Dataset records

------------------------

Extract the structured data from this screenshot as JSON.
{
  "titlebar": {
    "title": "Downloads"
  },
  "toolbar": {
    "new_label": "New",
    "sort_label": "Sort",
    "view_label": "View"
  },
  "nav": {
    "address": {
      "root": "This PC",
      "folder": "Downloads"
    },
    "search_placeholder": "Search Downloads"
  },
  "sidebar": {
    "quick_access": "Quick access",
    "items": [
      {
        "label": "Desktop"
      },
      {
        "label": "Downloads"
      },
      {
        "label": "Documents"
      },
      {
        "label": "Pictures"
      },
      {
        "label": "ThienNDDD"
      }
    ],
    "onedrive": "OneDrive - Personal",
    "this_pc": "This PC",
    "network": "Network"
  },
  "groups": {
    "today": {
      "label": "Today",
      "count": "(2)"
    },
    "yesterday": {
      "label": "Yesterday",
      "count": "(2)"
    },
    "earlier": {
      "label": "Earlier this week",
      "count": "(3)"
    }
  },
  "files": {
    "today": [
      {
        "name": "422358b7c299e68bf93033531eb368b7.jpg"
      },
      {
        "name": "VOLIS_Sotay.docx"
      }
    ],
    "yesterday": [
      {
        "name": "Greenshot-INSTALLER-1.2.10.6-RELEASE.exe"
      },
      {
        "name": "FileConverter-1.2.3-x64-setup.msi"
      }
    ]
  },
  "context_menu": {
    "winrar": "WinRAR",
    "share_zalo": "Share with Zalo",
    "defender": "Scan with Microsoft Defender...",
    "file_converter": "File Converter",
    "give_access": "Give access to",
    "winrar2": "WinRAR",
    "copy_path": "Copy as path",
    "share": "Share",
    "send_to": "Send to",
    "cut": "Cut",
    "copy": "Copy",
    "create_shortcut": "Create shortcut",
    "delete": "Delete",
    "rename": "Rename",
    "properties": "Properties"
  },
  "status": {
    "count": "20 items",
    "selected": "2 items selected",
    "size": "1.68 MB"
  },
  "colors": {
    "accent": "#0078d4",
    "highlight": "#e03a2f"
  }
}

------------------------

| Stated task |
Every entry should be printed again exactly as written.

| Expected answer |
Extract the structured data from this screenshot as JSON.
{
  "titlebar": {
    "title": "Downloads"
  },
  "toolbar": {
    "new_label": "New",
    "sort_label": "Sort",
    "view_label": "View"
  },
  "nav": {
    "address": {
      "root": "This PC",
      "folder": "Downloads"
    },
    "search_placeholder": "Search Downloads"
  },
  "sidebar": {
    "quick_access": "Quick access",
    "items": [
      {
        "label": "Desktop"
      },
      {
        "label": "Downloads"
      },
      {
        "label": "Documents"
      },
      {
        "label": "Pictures"
      },
      {
        "label": "ThienNDDD"
      }
    ],
    "onedrive": "OneDrive - Personal",
    "this_pc": "This PC",
    "network": "Network"
  },
  "groups": {
    "today": {
      "label": "Today",
      "count": "(2)"
    },
    "yesterday": {
      "label": "Yesterday",
      "count": "(2)"
    },
    "earlier": {
      "label": "Earlier this week",
      "count": "(3)"
    }
  },
  "files": {
    "today": [
      {
        "name": "422358b7c299e68bf93033531eb368b7.jpg"
      },
      {
        "name": "VOLIS_Sotay.docx"
      }
    ],
    "yesterday": [
      {
        "name": "Greenshot-INSTALLER-1.2.10.6-RELEASE.exe"
      },
      {
        "name": "FileConverter-1.2.3-x64-setup.msi"
      }
    ]
  },
  "context_menu": {
    "winrar": "WinRAR",
    "share_zalo": "Share with Zalo",
    "defender": "Scan with Microsoft Defender...",
    "file_converter": "File Converter",
    "give_access": "Give access to",
    "winrar2": "WinRAR",
    "copy_path": "Copy as path",
    "share": "Share",
    "send_to": "Send to",
    "cut": "Cut",
    "copy": "Copy",
    "create_shortcut": "Create shortcut",
    "delete": "Delete",
    "rename": "Rename",
    "properties": "Properties"
  },
  "status": {
    "count": "20 items",
    "selected": "2 items selected",
    "size": "1.68 MB"
  },
  "colors": {
    "accent": "#0078d4",
    "highlight": "#e03a2f"
  }
}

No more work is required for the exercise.